(Extracted records)
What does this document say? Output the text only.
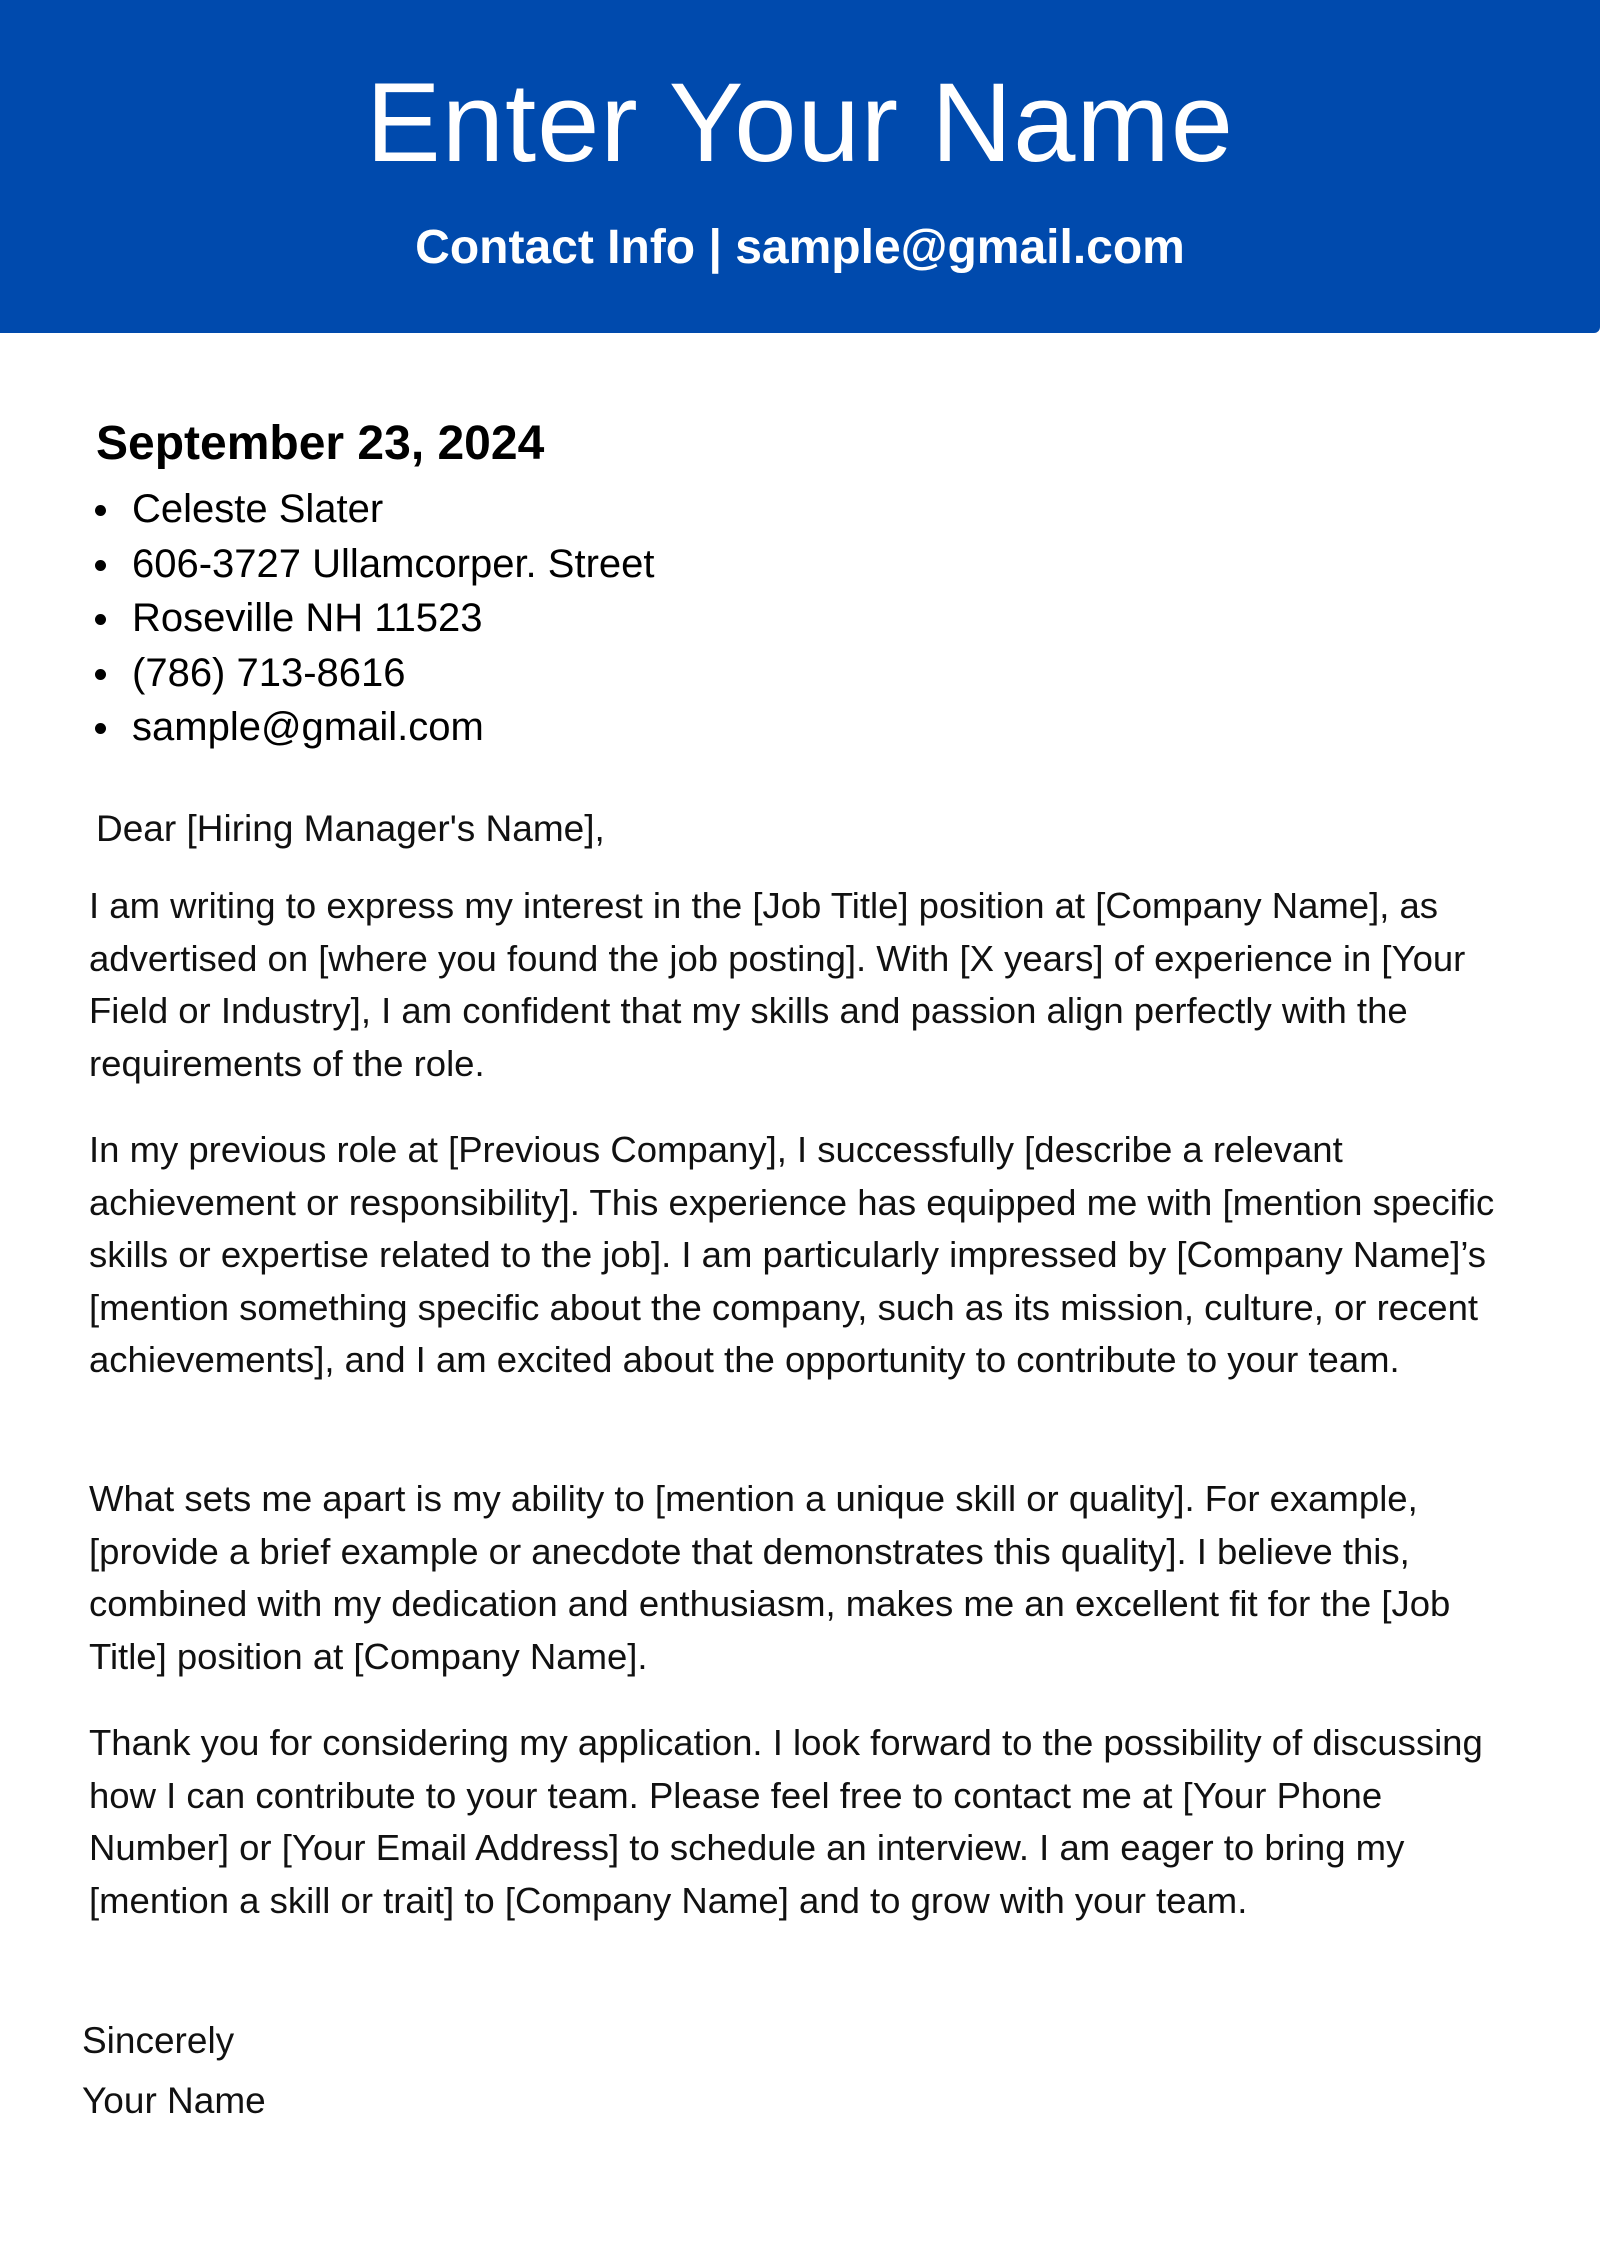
Enter Your Name
Contact Info | sample@gmail.com
September 23, 2024
Celeste Slater
606-3727 Ullamcorper. Street
Roseville NH 11523
(786) 713-8616
sample@gmail.com
Dear [Hiring Manager's Name],
I am writing to express my interest in the [Job Title] position at [Company Name], as advertised on [where you found the job posting]. With [X years] of experience in [Your Field or Industry], I am confident that my skills and passion align perfectly with the requirements of the role.
In my previous role at [Previous Company], I successfully [describe a relevant achievement or responsibility]. This experience has equipped me with [mention specific skills or expertise related to the job]. I am particularly impressed by [Company Name]’s [mention something specific about the company, such as its mission, culture, or recent achievements], and I am excited about the opportunity to contribute to your team.
What sets me apart is my ability to [mention a unique skill or quality]. For example, [provide a brief example or anecdote that demonstrates this quality]. I believe this, combined with my dedication and enthusiasm, makes me an excellent fit for the [Job Title] position at [Company Name].
Thank you for considering my application. I look forward to the possibility of discussing how I can contribute to your team. Please feel free to contact me at [Your Phone Number] or [Your Email Address] to schedule an interview. I am eager to bring my [mention a skill or trait] to [Company Name] and to grow with your team.
Sincerely
Your Name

■ WHAT TO DO ■
Your copy of the data should match it exactly, except that pictures are left out.

■ EXPECTED ANSWER ■
What does this document say? Output the text only.
Enter Your Name
Contact Info | sample@gmail.com
September 23, 2024
Celeste Slater
606-3727 Ullamcorper. Street
Roseville NH 11523
(786) 713-8616
sample@gmail.com
Dear [Hiring Manager's Name],
I am writing to express my interest in the [Job Title] position at [Company Name], as advertised on [where you found the job posting]. With [X years] of experience in [Your Field or Industry], I am confident that my skills and passion align perfectly with the requirements of the role.
In my previous role at [Previous Company], I successfully [describe a relevant achievement or responsibility]. This experience has equipped me with [mention specific skills or expertise related to the job]. I am particularly impressed by [Company Name]’s [mention something specific about the company, such as its mission, culture, or recent achievements], and I am excited about the opportunity to contribute to your team.
What sets me apart is my ability to [mention a unique skill or quality]. For example, [provide a brief example or anecdote that demonstrates this quality]. I believe this, combined with my dedication and enthusiasm, makes me an excellent fit for the [Job Title] position at [Company Name].
Thank you for considering my application. I look forward to the possibility of discussing how I can contribute to your team. Please feel free to contact me at [Your Phone Number] or [Your Email Address] to schedule an interview. I am eager to bring my [mention a skill or trait] to [Company Name] and to grow with your team.
Sincerely
Your Name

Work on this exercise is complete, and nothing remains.